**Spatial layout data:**

--- Start ---

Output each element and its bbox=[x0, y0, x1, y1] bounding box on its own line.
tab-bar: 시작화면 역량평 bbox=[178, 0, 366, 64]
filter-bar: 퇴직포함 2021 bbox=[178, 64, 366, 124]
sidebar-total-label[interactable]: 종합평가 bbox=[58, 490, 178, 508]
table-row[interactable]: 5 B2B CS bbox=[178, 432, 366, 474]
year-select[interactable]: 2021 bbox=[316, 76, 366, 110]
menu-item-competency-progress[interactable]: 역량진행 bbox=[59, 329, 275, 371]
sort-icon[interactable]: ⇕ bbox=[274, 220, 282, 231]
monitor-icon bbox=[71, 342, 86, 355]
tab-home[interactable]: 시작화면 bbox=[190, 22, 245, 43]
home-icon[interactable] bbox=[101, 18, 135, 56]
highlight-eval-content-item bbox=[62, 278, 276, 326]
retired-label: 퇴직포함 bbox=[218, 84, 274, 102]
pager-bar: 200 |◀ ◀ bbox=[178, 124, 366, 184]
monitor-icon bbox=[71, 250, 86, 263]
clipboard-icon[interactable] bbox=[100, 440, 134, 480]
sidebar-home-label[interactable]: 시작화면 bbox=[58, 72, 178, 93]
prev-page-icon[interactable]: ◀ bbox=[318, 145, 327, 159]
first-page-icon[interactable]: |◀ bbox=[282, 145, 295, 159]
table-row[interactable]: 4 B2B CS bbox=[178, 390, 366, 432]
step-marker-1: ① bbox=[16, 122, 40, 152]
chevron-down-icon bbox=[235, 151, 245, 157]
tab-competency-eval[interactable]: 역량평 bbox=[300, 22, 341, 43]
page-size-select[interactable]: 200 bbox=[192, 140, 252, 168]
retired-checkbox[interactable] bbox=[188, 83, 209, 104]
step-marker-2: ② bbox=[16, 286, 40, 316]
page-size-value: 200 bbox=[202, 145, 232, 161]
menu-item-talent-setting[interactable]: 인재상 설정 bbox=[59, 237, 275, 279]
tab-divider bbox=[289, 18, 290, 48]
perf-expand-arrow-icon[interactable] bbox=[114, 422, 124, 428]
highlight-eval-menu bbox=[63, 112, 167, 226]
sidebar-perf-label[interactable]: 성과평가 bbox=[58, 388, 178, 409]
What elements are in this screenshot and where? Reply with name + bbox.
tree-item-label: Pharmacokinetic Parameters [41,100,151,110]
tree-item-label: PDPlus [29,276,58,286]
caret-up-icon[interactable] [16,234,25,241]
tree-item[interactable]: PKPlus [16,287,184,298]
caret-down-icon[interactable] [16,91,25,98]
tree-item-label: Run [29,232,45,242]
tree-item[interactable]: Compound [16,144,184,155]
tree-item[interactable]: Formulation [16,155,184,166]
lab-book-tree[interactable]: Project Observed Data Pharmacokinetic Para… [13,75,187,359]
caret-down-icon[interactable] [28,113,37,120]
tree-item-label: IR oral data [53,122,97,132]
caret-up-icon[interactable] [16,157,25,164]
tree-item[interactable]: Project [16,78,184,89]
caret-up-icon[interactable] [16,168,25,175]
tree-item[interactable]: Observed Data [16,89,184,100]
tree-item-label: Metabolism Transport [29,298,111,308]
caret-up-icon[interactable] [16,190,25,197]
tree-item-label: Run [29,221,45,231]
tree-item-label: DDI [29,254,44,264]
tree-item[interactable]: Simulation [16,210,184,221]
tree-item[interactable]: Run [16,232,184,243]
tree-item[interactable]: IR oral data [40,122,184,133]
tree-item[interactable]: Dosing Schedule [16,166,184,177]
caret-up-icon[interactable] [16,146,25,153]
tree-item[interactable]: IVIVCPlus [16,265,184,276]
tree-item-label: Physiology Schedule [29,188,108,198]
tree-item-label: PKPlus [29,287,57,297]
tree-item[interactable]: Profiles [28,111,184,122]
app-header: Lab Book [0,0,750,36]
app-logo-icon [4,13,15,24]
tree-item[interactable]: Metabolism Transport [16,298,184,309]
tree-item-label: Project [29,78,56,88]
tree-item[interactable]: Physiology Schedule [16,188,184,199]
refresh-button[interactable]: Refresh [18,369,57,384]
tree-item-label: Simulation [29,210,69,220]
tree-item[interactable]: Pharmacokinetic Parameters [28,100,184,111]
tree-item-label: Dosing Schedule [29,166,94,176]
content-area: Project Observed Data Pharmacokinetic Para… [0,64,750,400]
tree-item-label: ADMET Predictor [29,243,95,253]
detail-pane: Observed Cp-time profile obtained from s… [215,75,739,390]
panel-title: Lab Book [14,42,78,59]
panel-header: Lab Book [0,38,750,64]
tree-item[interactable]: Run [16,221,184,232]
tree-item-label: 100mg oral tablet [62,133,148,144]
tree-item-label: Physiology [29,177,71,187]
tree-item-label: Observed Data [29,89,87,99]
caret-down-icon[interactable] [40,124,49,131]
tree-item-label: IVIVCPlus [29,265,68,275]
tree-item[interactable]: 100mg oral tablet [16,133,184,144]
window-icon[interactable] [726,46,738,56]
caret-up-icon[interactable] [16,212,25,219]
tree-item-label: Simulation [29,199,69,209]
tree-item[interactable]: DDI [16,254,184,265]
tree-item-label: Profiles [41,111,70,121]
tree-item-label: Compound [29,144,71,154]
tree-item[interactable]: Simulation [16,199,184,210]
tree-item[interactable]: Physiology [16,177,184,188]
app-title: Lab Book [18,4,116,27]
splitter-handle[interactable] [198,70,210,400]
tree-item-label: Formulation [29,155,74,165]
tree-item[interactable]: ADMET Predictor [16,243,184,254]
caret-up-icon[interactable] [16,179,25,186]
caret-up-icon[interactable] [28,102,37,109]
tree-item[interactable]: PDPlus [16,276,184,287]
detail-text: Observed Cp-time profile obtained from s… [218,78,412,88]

--- End ---

Update the data from its first line through the line containing "clipboard-icon[interactable] bbox=[100, 440, 134, 480]", replacing "monitor-icon" with "display-icon" and leaving everything else unchanged.

Output each element and its bbox=[x0, y0, x1, y1] bounding box on its own line.
tab-bar: 시작화면 역량평 bbox=[178, 0, 366, 64]
filter-bar: 퇴직포함 2021 bbox=[178, 64, 366, 124]
sidebar-total-label[interactable]: 종합평가 bbox=[58, 490, 178, 508]
table-row[interactable]: 5 B2B CS bbox=[178, 432, 366, 474]
year-select[interactable]: 2021 bbox=[316, 76, 366, 110]
menu-item-competency-progress[interactable]: 역량진행 bbox=[59, 329, 275, 371]
sort-icon[interactable]: ⇕ bbox=[274, 220, 282, 231]
display-icon bbox=[71, 342, 86, 355]
tab-home[interactable]: 시작화면 bbox=[190, 22, 245, 43]
home-icon[interactable] bbox=[101, 18, 135, 56]
highlight-eval-content-item bbox=[62, 278, 276, 326]
retired-label: 퇴직포함 bbox=[218, 84, 274, 102]
pager-bar: 200 |◀ ◀ bbox=[178, 124, 366, 184]
display-icon bbox=[71, 250, 86, 263]
clipboard-icon[interactable] bbox=[100, 440, 134, 480]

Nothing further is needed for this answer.